■ Task statement
List every line in the listing below that contains the string "series". Case counts.

Spatial annotation records
....................
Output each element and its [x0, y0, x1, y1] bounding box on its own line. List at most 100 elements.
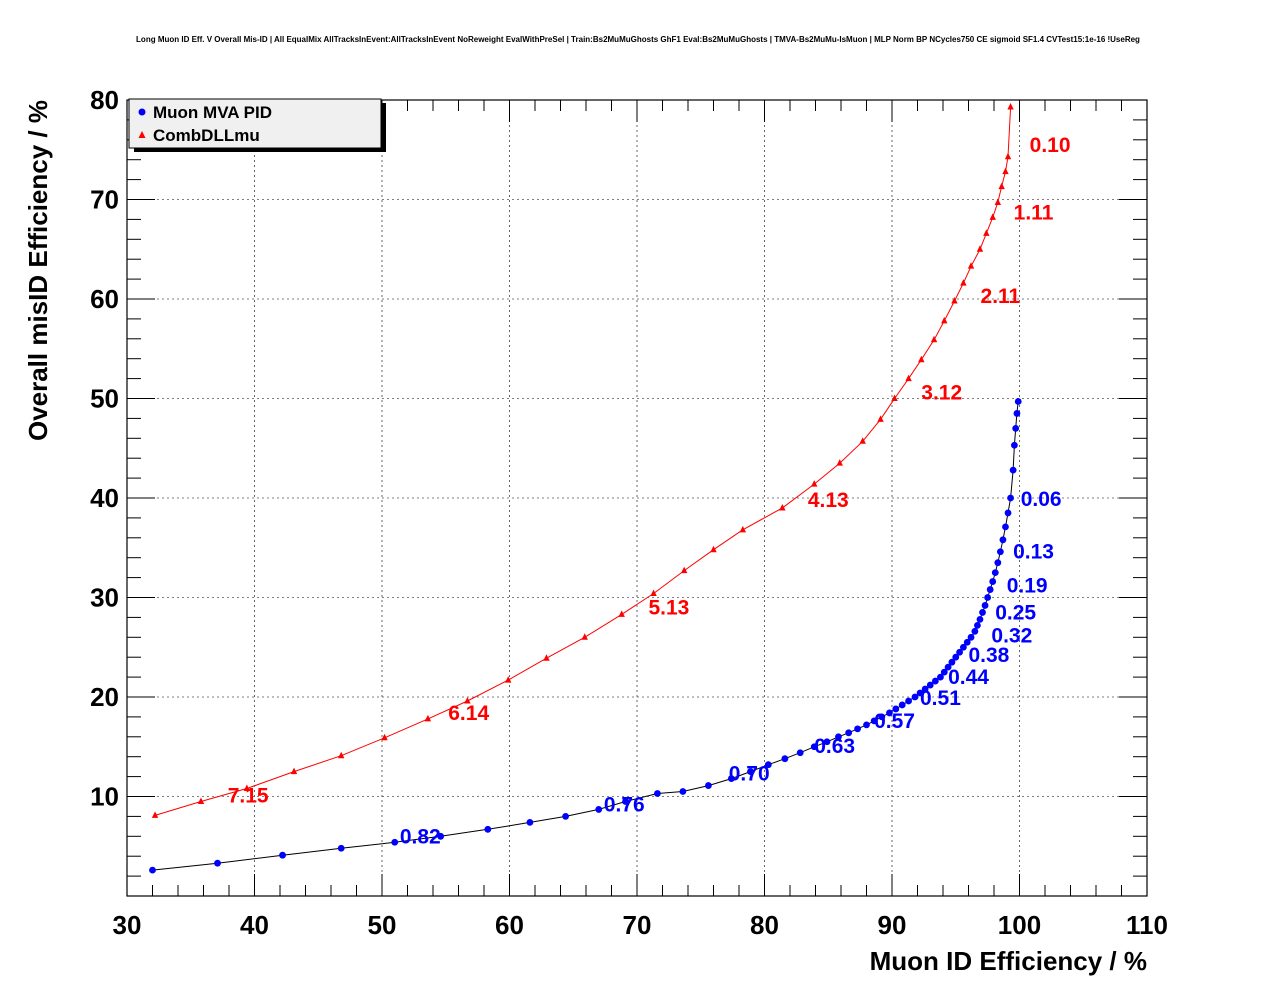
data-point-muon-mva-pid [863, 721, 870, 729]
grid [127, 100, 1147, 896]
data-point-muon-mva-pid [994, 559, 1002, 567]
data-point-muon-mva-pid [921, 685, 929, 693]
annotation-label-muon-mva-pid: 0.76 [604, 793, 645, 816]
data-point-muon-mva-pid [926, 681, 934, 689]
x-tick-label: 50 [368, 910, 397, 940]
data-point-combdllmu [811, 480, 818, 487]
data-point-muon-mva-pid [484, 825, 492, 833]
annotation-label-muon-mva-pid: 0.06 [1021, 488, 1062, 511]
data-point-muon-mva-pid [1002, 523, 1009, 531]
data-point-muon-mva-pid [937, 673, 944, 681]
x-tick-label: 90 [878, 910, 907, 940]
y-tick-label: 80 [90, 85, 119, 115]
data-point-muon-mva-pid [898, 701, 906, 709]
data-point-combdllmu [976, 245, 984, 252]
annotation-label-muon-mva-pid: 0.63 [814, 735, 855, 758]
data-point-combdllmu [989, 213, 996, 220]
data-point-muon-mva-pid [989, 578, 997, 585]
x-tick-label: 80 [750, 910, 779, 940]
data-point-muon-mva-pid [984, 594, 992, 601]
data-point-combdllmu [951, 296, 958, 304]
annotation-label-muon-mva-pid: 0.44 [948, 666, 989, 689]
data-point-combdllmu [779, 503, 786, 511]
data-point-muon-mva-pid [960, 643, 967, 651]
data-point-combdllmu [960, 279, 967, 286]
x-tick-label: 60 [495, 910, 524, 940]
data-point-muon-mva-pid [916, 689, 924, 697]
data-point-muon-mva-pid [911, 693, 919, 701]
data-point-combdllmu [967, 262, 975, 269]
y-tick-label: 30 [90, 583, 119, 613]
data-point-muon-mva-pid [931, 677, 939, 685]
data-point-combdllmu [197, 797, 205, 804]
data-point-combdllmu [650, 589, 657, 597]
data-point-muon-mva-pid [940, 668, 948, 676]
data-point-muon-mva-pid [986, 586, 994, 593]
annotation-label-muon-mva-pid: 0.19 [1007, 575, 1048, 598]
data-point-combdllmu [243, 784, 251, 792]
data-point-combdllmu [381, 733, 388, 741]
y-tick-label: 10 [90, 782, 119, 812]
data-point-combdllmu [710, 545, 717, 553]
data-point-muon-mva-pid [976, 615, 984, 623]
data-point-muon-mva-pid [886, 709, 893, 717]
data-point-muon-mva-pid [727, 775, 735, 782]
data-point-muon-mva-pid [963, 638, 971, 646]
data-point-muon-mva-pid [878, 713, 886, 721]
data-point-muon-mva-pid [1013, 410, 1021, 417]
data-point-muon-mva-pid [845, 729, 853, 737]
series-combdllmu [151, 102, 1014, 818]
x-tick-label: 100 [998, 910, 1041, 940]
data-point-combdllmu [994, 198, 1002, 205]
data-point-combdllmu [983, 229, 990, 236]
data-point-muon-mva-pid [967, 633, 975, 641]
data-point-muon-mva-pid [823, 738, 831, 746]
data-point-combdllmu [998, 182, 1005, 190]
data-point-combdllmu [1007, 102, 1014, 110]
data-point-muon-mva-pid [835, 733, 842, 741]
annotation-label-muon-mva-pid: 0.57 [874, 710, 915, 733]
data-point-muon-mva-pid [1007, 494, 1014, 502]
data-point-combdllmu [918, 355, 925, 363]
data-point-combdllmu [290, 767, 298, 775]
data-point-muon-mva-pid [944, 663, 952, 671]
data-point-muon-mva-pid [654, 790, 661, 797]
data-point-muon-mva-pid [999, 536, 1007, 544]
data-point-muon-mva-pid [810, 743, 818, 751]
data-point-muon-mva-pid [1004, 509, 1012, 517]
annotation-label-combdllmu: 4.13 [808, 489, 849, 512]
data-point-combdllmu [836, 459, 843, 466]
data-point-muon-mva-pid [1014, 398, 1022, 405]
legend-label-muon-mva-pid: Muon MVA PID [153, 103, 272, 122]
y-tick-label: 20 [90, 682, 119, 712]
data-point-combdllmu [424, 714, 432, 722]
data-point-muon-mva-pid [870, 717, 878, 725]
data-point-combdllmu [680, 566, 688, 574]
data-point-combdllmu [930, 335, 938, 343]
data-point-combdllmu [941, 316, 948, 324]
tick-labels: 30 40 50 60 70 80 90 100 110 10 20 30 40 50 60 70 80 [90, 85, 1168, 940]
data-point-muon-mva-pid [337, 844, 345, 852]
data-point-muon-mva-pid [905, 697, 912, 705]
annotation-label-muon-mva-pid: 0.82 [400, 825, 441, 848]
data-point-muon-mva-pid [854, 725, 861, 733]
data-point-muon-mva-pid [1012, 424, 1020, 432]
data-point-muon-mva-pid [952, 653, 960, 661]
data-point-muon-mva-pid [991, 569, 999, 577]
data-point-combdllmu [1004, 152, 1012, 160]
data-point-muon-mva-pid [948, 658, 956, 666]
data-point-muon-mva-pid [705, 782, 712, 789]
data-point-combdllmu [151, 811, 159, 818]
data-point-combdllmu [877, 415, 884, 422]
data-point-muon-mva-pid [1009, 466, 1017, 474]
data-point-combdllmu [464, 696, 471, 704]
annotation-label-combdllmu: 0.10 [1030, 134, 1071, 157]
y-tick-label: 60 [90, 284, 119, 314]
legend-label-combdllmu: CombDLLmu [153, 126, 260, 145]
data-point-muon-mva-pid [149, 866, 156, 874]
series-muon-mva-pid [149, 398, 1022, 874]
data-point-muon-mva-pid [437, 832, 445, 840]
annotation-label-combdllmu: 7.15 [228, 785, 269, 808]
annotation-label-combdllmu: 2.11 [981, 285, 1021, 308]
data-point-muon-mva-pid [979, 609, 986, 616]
....................
■ The completed task
series-combdllmu [151, 102, 1014, 818]
series-muon-mva-pid [149, 398, 1022, 874]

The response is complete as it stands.